__WORK TO DO__
Exact reproduction is required for all entries.

[Start of TASK DATA]

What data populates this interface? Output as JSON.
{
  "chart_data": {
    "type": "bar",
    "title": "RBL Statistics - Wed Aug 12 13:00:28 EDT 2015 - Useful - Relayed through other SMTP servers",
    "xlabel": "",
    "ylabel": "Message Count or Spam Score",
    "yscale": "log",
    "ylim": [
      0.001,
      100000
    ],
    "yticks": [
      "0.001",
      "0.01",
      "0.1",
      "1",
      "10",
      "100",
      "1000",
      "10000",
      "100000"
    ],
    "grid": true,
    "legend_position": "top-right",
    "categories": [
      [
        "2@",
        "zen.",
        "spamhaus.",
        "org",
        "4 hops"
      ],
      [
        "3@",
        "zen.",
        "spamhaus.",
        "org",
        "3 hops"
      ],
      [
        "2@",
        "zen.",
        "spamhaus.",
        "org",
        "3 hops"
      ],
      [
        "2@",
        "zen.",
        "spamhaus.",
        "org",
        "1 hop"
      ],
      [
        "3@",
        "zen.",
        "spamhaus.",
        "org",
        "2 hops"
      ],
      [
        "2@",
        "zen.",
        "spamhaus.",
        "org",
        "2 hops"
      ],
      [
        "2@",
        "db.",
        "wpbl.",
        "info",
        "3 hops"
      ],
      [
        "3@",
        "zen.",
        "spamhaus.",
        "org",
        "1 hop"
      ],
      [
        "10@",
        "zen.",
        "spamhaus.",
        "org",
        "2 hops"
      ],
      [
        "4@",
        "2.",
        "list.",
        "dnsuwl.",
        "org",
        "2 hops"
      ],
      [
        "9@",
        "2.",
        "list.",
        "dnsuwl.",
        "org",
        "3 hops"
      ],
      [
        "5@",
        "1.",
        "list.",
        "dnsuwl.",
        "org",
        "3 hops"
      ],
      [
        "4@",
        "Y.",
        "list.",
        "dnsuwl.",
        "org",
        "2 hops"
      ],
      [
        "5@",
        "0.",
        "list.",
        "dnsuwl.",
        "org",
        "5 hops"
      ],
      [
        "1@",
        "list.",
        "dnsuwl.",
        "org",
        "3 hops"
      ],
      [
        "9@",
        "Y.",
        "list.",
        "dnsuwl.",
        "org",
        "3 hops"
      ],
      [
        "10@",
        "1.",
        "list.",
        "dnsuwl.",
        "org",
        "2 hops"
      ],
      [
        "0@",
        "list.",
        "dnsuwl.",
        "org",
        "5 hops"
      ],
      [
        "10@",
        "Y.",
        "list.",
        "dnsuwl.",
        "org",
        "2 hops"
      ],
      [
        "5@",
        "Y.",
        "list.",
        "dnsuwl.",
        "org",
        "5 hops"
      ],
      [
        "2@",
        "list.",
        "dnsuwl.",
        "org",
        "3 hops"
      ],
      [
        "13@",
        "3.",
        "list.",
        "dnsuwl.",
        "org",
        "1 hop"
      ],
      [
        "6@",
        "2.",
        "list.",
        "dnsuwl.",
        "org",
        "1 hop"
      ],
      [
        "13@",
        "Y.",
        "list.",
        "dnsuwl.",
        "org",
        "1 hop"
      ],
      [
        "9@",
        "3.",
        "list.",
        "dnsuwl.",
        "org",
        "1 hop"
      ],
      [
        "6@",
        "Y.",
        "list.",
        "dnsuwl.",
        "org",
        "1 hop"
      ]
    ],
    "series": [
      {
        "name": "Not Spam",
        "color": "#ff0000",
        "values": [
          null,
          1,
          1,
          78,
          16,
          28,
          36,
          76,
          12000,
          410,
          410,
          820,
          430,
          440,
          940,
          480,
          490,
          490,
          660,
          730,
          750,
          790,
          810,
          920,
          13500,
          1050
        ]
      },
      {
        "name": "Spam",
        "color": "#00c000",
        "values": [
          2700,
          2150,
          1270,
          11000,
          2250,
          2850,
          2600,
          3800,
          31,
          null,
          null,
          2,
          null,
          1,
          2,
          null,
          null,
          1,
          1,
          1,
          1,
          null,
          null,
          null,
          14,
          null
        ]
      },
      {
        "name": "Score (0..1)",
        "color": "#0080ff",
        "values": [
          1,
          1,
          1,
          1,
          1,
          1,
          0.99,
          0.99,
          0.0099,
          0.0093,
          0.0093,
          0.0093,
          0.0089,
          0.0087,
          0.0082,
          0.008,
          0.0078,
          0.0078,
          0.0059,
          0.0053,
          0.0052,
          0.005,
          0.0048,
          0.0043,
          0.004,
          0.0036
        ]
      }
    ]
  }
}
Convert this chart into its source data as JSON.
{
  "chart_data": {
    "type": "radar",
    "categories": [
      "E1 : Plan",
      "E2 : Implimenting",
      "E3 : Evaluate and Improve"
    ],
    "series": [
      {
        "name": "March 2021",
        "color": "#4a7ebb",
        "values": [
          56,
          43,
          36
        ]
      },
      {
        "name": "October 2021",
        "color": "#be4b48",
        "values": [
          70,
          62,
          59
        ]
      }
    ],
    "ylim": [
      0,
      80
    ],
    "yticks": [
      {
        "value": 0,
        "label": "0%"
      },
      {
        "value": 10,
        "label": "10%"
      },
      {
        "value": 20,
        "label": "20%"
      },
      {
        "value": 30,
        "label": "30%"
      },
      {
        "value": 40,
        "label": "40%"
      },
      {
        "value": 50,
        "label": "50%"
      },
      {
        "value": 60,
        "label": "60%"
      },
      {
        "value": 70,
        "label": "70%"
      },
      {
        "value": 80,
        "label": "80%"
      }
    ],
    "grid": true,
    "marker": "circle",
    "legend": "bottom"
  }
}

[End of TASK DATA]

__RESULT FOR THIS TASK__
What data populates this interface? Output as JSON.
{
  "chart_data": {
    "type": "bar",
    "title": "RBL Statistics - Wed Aug 12 13:00:28 EDT 2015 - Useful - Relayed through other SMTP servers",
    "xlabel": "",
    "ylabel": "Message Count or Spam Score",
    "yscale": "log",
    "ylim": [
      0.001,
      100000
    ],
    "yticks": [
      "0.001",
      "0.01",
      "0.1",
      "1",
      "10",
      "100",
      "1000",
      "10000",
      "100000"
    ],
    "grid": true,
    "legend_position": "top-right",
    "categories": [
      [
        "2@",
        "zen.",
        "spamhaus.",
        "org",
        "4 hops"
      ],
      [
        "3@",
        "zen.",
        "spamhaus.",
        "org",
        "3 hops"
      ],
      [
        "2@",
        "zen.",
        "spamhaus.",
        "org",
        "3 hops"
      ],
      [
        "2@",
        "zen.",
        "spamhaus.",
        "org",
        "1 hop"
      ],
      [
        "3@",
        "zen.",
        "spamhaus.",
        "org",
        "2 hops"
      ],
      [
        "2@",
        "zen.",
        "spamhaus.",
        "org",
        "2 hops"
      ],
      [
        "2@",
        "db.",
        "wpbl.",
        "info",
        "3 hops"
      ],
      [
        "3@",
        "zen.",
        "spamhaus.",
        "org",
        "1 hop"
      ],
      [
        "10@",
        "zen.",
        "spamhaus.",
        "org",
        "2 hops"
      ],
      [
        "4@",
        "2.",
        "list.",
        "dnsuwl.",
        "org",
        "2 hops"
      ],
      [
        "9@",
        "2.",
        "list.",
        "dnsuwl.",
        "org",
        "3 hops"
      ],
      [
        "5@",
        "1.",
        "list.",
        "dnsuwl.",
        "org",
        "3 hops"
      ],
      [
        "4@",
        "Y.",
        "list.",
        "dnsuwl.",
        "org",
        "2 hops"
      ],
      [
        "5@",
        "0.",
        "list.",
        "dnsuwl.",
        "org",
        "5 hops"
      ],
      [
        "1@",
        "list.",
        "dnsuwl.",
        "org",
        "3 hops"
      ],
      [
        "9@",
        "Y.",
        "list.",
        "dnsuwl.",
        "org",
        "3 hops"
      ],
      [
        "10@",
        "1.",
        "list.",
        "dnsuwl.",
        "org",
        "2 hops"
      ],
      [
        "0@",
        "list.",
        "dnsuwl.",
        "org",
        "5 hops"
      ],
      [
        "10@",
        "Y.",
        "list.",
        "dnsuwl.",
        "org",
        "2 hops"
      ],
      [
        "5@",
        "Y.",
        "list.",
        "dnsuwl.",
        "org",
        "5 hops"
      ],
      [
        "2@",
        "list.",
        "dnsuwl.",
        "org",
        "3 hops"
      ],
      [
        "13@",
        "3.",
        "list.",
        "dnsuwl.",
        "org",
        "1 hop"
      ],
      [
        "6@",
        "2.",
        "list.",
        "dnsuwl.",
        "org",
        "1 hop"
      ],
      [
        "13@",
        "Y.",
        "list.",
        "dnsuwl.",
        "org",
        "1 hop"
      ],
      [
        "9@",
        "3.",
        "list.",
        "dnsuwl.",
        "org",
        "1 hop"
      ],
      [
        "6@",
        "Y.",
        "list.",
        "dnsuwl.",
        "org",
        "1 hop"
      ]
    ],
    "series": [
      {
        "name": "Not Spam",
        "color": "#ff0000",
        "values": [
          null,
          1,
          1,
          78,
          16,
          28,
          36,
          76,
          12000,
          410,
          410,
          820,
          430,
          440,
          940,
          480,
          490,
          490,
          660,
          730,
          750,
          790,
          810,
          920,
          13500,
          1050
        ]
      },
      {
        "name": "Spam",
        "color": "#00c000",
        "values": [
          2700,
          2150,
          1270,
          11000,
          2250,
          2850,
          2600,
          3800,
          31,
          null,
          null,
          2,
          null,
          1,
          2,
          null,
          null,
          1,
          1,
          1,
          1,
          null,
          null,
          null,
          14,
          null
        ]
      },
      {
        "name": "Score (0..1)",
        "color": "#0080ff",
        "values": [
          1,
          1,
          1,
          1,
          1,
          1,
          0.99,
          0.99,
          0.0099,
          0.0093,
          0.0093,
          0.0093,
          0.0089,
          0.0087,
          0.0082,
          0.008,
          0.0078,
          0.0078,
          0.0059,
          0.0053,
          0.0052,
          0.005,
          0.0048,
          0.0043,
          0.004,
          0.0036
        ]
      }
    ]
  }
}
Convert this chart into its source data as JSON.
{
  "chart_data": {
    "type": "radar",
    "categories": [
      "E1 : Plan",
      "E2 : Implimenting",
      "E3 : Evaluate and Improve"
    ],
    "series": [
      {
        "name": "March 2021",
        "color": "#4a7ebb",
        "values": [
          56,
          43,
          36
        ]
      },
      {
        "name": "October 2021",
        "color": "#be4b48",
        "values": [
          70,
          62,
          59
        ]
      }
    ],
    "ylim": [
      0,
      80
    ],
    "yticks": [
      {
        "value": 0,
        "label": "0%"
      },
      {
        "value": 10,
        "label": "10%"
      },
      {
        "value": 20,
        "label": "20%"
      },
      {
        "value": 30,
        "label": "30%"
      },
      {
        "value": 40,
        "label": "40%"
      },
      {
        "value": 50,
        "label": "50%"
      },
      {
        "value": 60,
        "label": "60%"
      },
      {
        "value": 70,
        "label": "70%"
      },
      {
        "value": 80,
        "label": "80%"
      }
    ],
    "grid": true,
    "marker": "circle",
    "legend": "bottom"
  }
}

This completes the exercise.